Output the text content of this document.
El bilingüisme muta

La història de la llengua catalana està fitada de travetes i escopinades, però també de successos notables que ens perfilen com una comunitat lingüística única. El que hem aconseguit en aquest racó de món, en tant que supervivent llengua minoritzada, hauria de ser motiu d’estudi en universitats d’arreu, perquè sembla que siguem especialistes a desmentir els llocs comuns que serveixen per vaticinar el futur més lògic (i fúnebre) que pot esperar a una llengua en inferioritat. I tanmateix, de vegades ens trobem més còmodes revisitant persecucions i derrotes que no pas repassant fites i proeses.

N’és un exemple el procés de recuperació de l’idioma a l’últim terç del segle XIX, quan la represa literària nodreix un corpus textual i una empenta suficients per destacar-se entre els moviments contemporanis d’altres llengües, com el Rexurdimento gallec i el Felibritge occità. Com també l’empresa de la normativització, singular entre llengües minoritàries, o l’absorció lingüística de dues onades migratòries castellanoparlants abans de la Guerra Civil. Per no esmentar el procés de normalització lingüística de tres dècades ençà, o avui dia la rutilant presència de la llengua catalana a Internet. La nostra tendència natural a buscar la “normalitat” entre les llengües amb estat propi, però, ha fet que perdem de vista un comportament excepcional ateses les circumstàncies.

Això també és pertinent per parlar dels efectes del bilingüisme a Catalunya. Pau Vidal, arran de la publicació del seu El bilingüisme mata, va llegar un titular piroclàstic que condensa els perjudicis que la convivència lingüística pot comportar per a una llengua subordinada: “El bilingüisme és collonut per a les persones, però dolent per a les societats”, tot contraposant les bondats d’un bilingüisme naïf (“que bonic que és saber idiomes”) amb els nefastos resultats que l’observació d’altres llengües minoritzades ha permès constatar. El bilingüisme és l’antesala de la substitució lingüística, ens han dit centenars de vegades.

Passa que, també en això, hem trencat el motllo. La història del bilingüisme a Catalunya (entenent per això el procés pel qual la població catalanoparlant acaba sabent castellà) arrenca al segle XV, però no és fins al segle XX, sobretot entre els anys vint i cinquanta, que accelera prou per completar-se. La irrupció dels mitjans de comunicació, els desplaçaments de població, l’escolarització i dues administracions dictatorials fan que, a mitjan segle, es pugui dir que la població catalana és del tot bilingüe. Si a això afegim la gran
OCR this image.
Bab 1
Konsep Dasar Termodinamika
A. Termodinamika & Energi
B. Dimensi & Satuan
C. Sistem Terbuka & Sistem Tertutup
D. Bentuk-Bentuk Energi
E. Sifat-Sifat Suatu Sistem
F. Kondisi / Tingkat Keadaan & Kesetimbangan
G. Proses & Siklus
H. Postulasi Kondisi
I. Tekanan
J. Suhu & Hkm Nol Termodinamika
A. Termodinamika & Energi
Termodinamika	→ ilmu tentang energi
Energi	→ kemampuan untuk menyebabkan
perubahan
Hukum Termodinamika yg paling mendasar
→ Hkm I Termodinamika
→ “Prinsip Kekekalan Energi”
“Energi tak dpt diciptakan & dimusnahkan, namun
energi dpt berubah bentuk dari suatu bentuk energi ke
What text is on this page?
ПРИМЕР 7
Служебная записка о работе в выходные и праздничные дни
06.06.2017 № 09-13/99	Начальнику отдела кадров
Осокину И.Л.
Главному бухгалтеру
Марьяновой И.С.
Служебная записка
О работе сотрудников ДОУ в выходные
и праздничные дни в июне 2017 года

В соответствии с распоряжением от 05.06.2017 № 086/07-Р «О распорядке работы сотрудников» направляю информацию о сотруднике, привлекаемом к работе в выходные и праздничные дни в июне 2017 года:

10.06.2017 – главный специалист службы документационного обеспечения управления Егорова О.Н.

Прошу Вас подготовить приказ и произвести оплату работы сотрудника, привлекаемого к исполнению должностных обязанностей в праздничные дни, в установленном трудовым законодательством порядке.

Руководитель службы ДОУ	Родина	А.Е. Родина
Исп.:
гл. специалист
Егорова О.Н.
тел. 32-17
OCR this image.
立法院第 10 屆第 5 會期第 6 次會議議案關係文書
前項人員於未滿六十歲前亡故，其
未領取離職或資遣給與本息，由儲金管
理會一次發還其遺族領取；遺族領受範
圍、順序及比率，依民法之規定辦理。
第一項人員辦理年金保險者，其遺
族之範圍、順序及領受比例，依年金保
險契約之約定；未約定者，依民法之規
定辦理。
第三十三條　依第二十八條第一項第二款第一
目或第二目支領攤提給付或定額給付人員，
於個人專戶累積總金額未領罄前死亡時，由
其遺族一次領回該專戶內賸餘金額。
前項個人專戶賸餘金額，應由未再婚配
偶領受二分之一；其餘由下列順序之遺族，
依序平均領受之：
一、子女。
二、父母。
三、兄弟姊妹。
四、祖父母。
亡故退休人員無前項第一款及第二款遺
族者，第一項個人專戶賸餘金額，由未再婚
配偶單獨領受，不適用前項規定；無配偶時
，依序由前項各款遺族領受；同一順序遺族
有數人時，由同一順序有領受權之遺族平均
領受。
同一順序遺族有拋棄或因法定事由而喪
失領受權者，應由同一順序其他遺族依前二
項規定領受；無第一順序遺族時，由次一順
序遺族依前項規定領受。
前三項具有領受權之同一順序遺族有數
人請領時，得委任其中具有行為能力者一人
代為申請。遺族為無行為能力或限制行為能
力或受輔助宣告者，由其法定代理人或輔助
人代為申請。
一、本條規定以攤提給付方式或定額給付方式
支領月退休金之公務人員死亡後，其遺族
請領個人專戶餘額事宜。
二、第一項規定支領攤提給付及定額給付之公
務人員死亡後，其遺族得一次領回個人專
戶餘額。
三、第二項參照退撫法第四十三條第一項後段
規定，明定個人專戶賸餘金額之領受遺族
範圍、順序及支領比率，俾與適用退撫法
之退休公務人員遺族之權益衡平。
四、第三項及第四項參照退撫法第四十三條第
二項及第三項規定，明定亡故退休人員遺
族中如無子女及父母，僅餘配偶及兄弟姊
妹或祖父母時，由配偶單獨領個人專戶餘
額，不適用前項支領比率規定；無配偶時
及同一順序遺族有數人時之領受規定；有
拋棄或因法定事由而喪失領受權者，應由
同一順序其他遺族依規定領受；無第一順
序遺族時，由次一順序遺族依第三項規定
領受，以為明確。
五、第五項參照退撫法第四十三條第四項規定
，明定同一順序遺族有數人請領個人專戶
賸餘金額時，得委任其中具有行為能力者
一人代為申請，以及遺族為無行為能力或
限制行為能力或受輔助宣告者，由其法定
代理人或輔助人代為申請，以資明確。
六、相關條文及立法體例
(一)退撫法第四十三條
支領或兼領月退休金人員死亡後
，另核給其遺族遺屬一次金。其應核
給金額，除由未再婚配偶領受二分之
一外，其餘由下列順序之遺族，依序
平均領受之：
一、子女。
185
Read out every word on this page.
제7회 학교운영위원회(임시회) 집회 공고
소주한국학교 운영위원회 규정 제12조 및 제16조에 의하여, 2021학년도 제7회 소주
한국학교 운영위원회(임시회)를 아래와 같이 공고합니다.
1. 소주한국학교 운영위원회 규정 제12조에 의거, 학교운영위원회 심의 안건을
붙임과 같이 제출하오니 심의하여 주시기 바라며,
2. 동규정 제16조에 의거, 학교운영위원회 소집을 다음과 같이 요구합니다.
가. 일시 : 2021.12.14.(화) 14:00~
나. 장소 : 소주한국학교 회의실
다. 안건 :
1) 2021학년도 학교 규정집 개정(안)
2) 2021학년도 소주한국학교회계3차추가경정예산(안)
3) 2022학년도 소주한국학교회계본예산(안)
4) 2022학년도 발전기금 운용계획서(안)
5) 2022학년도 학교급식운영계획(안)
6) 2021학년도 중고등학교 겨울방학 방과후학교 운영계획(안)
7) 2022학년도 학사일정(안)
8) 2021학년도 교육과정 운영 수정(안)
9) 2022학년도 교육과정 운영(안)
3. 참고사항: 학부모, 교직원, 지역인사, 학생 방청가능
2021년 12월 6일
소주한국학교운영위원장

● TASK INSTRUCTIONS: Copy all lines from the material that hold "無配偶時".

● SOLUTION TO THIS TASK:
配偶單獨領受，不適用前項規定；無配偶時
額，不適用前項支領比率規定；無配偶時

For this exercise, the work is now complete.